Return the lines where the word "adapté" occurs.

--------

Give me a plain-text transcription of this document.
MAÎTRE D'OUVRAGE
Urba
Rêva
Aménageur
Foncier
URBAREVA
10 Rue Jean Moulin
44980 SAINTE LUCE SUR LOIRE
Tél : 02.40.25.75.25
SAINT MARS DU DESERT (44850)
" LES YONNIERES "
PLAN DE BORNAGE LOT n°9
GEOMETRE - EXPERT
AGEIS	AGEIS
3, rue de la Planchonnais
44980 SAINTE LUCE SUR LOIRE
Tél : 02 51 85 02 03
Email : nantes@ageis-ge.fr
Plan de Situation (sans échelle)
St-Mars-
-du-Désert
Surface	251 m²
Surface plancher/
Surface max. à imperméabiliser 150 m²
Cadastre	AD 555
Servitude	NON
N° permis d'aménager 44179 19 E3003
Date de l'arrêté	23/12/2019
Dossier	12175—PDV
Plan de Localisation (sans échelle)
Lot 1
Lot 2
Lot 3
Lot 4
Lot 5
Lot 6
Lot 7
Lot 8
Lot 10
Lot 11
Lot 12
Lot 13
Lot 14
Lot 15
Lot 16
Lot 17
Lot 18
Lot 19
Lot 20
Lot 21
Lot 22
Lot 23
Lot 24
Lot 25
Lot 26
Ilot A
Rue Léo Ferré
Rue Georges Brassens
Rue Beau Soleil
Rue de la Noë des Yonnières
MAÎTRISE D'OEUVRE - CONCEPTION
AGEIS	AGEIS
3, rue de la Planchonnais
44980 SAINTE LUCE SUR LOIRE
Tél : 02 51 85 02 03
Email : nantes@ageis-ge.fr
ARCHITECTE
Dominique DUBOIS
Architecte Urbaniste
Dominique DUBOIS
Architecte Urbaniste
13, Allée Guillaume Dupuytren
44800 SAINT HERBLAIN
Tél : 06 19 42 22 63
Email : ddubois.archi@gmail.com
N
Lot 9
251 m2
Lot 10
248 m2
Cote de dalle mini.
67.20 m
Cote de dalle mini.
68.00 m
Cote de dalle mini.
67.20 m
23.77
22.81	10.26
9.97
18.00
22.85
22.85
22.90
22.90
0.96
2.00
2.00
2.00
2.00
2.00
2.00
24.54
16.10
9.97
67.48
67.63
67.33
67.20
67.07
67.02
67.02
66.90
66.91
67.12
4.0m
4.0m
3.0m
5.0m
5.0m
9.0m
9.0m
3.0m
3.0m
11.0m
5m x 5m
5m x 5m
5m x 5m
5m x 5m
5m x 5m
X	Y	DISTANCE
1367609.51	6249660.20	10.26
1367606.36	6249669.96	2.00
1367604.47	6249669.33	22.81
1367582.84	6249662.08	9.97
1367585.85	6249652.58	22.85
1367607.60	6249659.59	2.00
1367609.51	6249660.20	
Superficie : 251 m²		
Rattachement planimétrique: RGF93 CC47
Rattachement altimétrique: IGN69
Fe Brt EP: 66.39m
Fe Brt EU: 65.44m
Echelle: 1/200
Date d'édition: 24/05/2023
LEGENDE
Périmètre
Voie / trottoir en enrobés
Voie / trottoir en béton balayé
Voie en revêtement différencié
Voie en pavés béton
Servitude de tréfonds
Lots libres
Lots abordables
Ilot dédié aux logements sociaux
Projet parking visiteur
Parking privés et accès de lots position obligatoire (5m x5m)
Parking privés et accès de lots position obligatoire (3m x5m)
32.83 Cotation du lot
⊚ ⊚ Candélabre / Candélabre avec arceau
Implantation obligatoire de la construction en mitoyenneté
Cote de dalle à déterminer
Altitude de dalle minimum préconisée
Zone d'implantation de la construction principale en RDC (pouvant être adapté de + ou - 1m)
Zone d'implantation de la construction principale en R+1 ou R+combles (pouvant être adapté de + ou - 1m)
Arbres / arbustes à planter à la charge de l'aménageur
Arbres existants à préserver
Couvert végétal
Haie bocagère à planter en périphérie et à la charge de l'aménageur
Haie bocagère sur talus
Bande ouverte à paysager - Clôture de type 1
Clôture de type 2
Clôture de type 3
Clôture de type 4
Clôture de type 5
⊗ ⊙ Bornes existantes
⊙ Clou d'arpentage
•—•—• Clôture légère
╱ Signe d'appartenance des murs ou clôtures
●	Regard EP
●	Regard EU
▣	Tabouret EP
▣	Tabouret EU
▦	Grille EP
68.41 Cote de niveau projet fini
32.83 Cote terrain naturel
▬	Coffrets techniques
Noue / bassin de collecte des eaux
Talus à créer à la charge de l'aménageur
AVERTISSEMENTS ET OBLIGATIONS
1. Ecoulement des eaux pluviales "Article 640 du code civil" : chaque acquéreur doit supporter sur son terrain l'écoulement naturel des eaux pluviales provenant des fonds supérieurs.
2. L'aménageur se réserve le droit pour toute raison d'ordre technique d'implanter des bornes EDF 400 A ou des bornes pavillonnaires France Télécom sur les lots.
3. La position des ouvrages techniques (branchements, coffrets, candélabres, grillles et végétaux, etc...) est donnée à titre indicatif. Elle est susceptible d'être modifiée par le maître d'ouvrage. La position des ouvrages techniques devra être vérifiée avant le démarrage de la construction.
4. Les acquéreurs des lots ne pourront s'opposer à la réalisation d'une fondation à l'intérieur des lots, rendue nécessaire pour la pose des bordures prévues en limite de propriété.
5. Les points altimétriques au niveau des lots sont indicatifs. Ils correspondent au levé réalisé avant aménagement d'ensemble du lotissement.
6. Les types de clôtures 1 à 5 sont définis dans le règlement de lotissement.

--------

REPLY ::
Zone d'implantation de la construction principale en RDC (pouvant être adapté de + ou - 1m)
Zone d'implantation de la construction principale en R+1 ou R+combles (pouvant être adapté de + ou - 1m)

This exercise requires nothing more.